> **WHAT IS EXPECTED**:
Transcribe every line, keeping it exact.

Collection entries
####

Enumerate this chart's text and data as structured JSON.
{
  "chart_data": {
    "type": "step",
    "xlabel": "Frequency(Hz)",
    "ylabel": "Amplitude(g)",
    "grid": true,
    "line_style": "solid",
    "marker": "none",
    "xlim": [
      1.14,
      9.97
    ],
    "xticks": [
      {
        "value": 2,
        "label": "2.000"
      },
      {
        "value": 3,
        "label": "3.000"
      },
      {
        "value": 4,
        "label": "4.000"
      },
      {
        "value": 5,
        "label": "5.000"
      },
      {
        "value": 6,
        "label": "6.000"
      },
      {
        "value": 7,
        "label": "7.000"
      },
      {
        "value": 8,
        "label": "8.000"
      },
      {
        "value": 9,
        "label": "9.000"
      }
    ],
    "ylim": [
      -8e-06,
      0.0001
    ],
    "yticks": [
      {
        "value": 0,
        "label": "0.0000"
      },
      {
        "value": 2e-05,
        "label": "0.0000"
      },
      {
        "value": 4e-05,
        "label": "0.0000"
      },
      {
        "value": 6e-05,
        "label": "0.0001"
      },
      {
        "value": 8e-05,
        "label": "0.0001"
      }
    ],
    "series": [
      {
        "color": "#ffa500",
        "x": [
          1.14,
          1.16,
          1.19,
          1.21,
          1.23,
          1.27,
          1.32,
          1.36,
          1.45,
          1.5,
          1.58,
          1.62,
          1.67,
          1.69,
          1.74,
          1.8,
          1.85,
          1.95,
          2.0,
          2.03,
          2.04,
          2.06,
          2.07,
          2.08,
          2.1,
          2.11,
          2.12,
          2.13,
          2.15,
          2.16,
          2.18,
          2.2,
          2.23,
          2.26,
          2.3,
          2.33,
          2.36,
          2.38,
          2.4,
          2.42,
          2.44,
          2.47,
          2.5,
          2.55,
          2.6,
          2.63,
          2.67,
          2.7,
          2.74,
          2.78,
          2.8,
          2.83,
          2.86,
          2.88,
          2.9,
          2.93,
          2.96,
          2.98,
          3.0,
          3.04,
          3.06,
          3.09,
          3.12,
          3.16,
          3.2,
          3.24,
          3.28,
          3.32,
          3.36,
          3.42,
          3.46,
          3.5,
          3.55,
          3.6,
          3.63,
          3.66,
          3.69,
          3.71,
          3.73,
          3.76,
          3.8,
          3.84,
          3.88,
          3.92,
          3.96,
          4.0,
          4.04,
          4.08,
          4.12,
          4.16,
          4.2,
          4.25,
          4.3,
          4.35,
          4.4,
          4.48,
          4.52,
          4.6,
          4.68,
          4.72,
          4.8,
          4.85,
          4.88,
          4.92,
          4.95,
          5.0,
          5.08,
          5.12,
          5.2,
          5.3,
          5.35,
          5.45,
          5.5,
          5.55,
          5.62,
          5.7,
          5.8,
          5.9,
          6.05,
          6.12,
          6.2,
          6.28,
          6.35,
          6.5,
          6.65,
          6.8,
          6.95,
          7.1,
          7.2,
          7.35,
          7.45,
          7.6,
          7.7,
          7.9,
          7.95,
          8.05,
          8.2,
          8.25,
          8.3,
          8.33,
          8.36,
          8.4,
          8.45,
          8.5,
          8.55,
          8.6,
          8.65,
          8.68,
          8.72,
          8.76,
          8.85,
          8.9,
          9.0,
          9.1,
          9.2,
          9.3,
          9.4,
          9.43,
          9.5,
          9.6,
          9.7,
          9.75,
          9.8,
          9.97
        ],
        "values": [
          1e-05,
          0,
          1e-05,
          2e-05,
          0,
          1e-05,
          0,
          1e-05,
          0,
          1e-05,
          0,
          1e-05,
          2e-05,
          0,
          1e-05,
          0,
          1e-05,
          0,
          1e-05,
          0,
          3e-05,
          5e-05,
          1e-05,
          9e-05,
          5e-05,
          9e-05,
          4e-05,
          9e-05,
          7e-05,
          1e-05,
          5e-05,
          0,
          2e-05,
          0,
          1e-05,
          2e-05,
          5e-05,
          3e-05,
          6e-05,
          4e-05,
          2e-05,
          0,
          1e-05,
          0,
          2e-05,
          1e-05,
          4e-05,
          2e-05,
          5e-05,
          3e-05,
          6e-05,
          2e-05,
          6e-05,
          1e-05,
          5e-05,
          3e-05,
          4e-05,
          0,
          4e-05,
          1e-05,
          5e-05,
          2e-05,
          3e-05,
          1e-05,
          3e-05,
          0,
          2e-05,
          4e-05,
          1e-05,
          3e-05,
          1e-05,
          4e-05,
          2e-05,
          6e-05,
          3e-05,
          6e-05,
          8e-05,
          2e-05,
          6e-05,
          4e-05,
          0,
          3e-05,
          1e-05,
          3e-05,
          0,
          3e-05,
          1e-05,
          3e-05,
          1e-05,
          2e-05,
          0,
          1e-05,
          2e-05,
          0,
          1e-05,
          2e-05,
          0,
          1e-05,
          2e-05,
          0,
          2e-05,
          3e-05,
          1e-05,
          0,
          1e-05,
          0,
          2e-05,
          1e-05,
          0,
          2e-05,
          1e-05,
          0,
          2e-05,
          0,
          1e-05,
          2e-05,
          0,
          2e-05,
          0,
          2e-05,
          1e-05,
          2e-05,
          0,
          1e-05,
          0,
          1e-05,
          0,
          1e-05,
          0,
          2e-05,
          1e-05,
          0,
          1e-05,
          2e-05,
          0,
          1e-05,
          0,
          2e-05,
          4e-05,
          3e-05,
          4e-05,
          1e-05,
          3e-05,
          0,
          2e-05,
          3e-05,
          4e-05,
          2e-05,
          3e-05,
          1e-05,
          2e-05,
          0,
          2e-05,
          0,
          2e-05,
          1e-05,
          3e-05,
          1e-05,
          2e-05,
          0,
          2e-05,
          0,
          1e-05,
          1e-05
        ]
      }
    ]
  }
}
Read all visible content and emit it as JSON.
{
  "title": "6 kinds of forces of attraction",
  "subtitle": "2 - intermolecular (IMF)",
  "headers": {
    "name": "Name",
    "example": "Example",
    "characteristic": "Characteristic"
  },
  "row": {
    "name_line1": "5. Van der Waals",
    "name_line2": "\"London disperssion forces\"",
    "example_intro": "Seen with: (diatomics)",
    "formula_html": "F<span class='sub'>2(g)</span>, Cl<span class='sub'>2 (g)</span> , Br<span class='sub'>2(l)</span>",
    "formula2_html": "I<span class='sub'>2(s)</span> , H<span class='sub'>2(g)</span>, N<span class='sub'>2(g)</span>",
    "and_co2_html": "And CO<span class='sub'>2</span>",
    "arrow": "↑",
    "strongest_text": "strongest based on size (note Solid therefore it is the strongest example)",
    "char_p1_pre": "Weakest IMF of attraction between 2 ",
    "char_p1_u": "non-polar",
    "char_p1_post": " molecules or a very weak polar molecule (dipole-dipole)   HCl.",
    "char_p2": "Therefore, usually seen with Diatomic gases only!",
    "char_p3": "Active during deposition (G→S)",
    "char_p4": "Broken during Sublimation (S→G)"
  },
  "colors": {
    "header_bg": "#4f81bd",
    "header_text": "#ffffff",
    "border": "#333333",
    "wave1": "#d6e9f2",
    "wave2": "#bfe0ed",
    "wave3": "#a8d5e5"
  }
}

####

> **OUTPUT FOR THIS TASK**:
Enumerate this chart's text and data as structured JSON.
{
  "chart_data": {
    "type": "step",
    "xlabel": "Frequency(Hz)",
    "ylabel": "Amplitude(g)",
    "grid": true,
    "line_style": "solid",
    "marker": "none",
    "xlim": [
      1.14,
      9.97
    ],
    "xticks": [
      {
        "value": 2,
        "label": "2.000"
      },
      {
        "value": 3,
        "label": "3.000"
      },
      {
        "value": 4,
        "label": "4.000"
      },
      {
        "value": 5,
        "label": "5.000"
      },
      {
        "value": 6,
        "label": "6.000"
      },
      {
        "value": 7,
        "label": "7.000"
      },
      {
        "value": 8,
        "label": "8.000"
      },
      {
        "value": 9,
        "label": "9.000"
      }
    ],
    "ylim": [
      -8e-06,
      0.0001
    ],
    "yticks": [
      {
        "value": 0,
        "label": "0.0000"
      },
      {
        "value": 2e-05,
        "label": "0.0000"
      },
      {
        "value": 4e-05,
        "label": "0.0000"
      },
      {
        "value": 6e-05,
        "label": "0.0001"
      },
      {
        "value": 8e-05,
        "label": "0.0001"
      }
    ],
    "series": [
      {
        "color": "#ffa500",
        "x": [
          1.14,
          1.16,
          1.19,
          1.21,
          1.23,
          1.27,
          1.32,
          1.36,
          1.45,
          1.5,
          1.58,
          1.62,
          1.67,
          1.69,
          1.74,
          1.8,
          1.85,
          1.95,
          2.0,
          2.03,
          2.04,
          2.06,
          2.07,
          2.08,
          2.1,
          2.11,
          2.12,
          2.13,
          2.15,
          2.16,
          2.18,
          2.2,
          2.23,
          2.26,
          2.3,
          2.33,
          2.36,
          2.38,
          2.4,
          2.42,
          2.44,
          2.47,
          2.5,
          2.55,
          2.6,
          2.63,
          2.67,
          2.7,
          2.74,
          2.78,
          2.8,
          2.83,
          2.86,
          2.88,
          2.9,
          2.93,
          2.96,
          2.98,
          3.0,
          3.04,
          3.06,
          3.09,
          3.12,
          3.16,
          3.2,
          3.24,
          3.28,
          3.32,
          3.36,
          3.42,
          3.46,
          3.5,
          3.55,
          3.6,
          3.63,
          3.66,
          3.69,
          3.71,
          3.73,
          3.76,
          3.8,
          3.84,
          3.88,
          3.92,
          3.96,
          4.0,
          4.04,
          4.08,
          4.12,
          4.16,
          4.2,
          4.25,
          4.3,
          4.35,
          4.4,
          4.48,
          4.52,
          4.6,
          4.68,
          4.72,
          4.8,
          4.85,
          4.88,
          4.92,
          4.95,
          5.0,
          5.08,
          5.12,
          5.2,
          5.3,
          5.35,
          5.45,
          5.5,
          5.55,
          5.62,
          5.7,
          5.8,
          5.9,
          6.05,
          6.12,
          6.2,
          6.28,
          6.35,
          6.5,
          6.65,
          6.8,
          6.95,
          7.1,
          7.2,
          7.35,
          7.45,
          7.6,
          7.7,
          7.9,
          7.95,
          8.05,
          8.2,
          8.25,
          8.3,
          8.33,
          8.36,
          8.4,
          8.45,
          8.5,
          8.55,
          8.6,
          8.65,
          8.68,
          8.72,
          8.76,
          8.85,
          8.9,
          9.0,
          9.1,
          9.2,
          9.3,
          9.4,
          9.43,
          9.5,
          9.6,
          9.7,
          9.75,
          9.8,
          9.97
        ],
        "values": [
          1e-05,
          0,
          1e-05,
          2e-05,
          0,
          1e-05,
          0,
          1e-05,
          0,
          1e-05,
          0,
          1e-05,
          2e-05,
          0,
          1e-05,
          0,
          1e-05,
          0,
          1e-05,
          0,
          3e-05,
          5e-05,
          1e-05,
          9e-05,
          5e-05,
          9e-05,
          4e-05,
          9e-05,
          7e-05,
          1e-05,
          5e-05,
          0,
          2e-05,
          0,
          1e-05,
          2e-05,
          5e-05,
          3e-05,
          6e-05,
          4e-05,
          2e-05,
          0,
          1e-05,
          0,
          2e-05,
          1e-05,
          4e-05,
          2e-05,
          5e-05,
          3e-05,
          6e-05,
          2e-05,
          6e-05,
          1e-05,
          5e-05,
          3e-05,
          4e-05,
          0,
          4e-05,
          1e-05,
          5e-05,
          2e-05,
          3e-05,
          1e-05,
          3e-05,
          0,
          2e-05,
          4e-05,
          1e-05,
          3e-05,
          1e-05,
          4e-05,
          2e-05,
          6e-05,
          3e-05,
          6e-05,
          8e-05,
          2e-05,
          6e-05,
          4e-05,
          0,
          3e-05,
          1e-05,
          3e-05,
          0,
          3e-05,
          1e-05,
          3e-05,
          1e-05,
          2e-05,
          0,
          1e-05,
          2e-05,
          0,
          1e-05,
          2e-05,
          0,
          1e-05,
          2e-05,
          0,
          2e-05,
          3e-05,
          1e-05,
          0,
          1e-05,
          0,
          2e-05,
          1e-05,
          0,
          2e-05,
          1e-05,
          0,
          2e-05,
          0,
          1e-05,
          2e-05,
          0,
          2e-05,
          0,
          2e-05,
          1e-05,
          2e-05,
          0,
          1e-05,
          0,
          1e-05,
          0,
          1e-05,
          0,
          2e-05,
          1e-05,
          0,
          1e-05,
          2e-05,
          0,
          1e-05,
          0,
          2e-05,
          4e-05,
          3e-05,
          4e-05,
          1e-05,
          3e-05,
          0,
          2e-05,
          3e-05,
          4e-05,
          2e-05,
          3e-05,
          1e-05,
          2e-05,
          0,
          2e-05,
          0,
          2e-05,
          1e-05,
          3e-05,
          1e-05,
          2e-05,
          0,
          2e-05,
          0,
          1e-05,
          1e-05
        ]
      }
    ]
  }
}
Read all visible content and emit it as JSON.
{
  "title": "6 kinds of forces of attraction",
  "subtitle": "2 - intermolecular (IMF)",
  "headers": {
    "name": "Name",
    "example": "Example",
    "characteristic": "Characteristic"
  },
  "row": {
    "name_line1": "5. Van der Waals",
    "name_line2": "\"London disperssion forces\"",
    "example_intro": "Seen with: (diatomics)",
    "formula_html": "F<span class='sub'>2(g)</span>, Cl<span class='sub'>2 (g)</span> , Br<span class='sub'>2(l)</span>",
    "formula2_html": "I<span class='sub'>2(s)</span> , H<span class='sub'>2(g)</span>, N<span class='sub'>2(g)</span>",
    "and_co2_html": "And CO<span class='sub'>2</span>",
    "arrow": "↑",
    "strongest_text": "strongest based on size (note Solid therefore it is the strongest example)",
    "char_p1_pre": "Weakest IMF of attraction between 2 ",
    "char_p1_u": "non-polar",
    "char_p1_post": " molecules or a very weak polar molecule (dipole-dipole)   HCl.",
    "char_p2": "Therefore, usually seen with Diatomic gases only!",
    "char_p3": "Active during deposition (G→S)",
    "char_p4": "Broken during Sublimation (S→G)"
  },
  "colors": {
    "header_bg": "#4f81bd",
    "header_text": "#ffffff",
    "border": "#333333",
    "wave1": "#d6e9f2",
    "wave2": "#bfe0ed",
    "wave3": "#a8d5e5"
  }
}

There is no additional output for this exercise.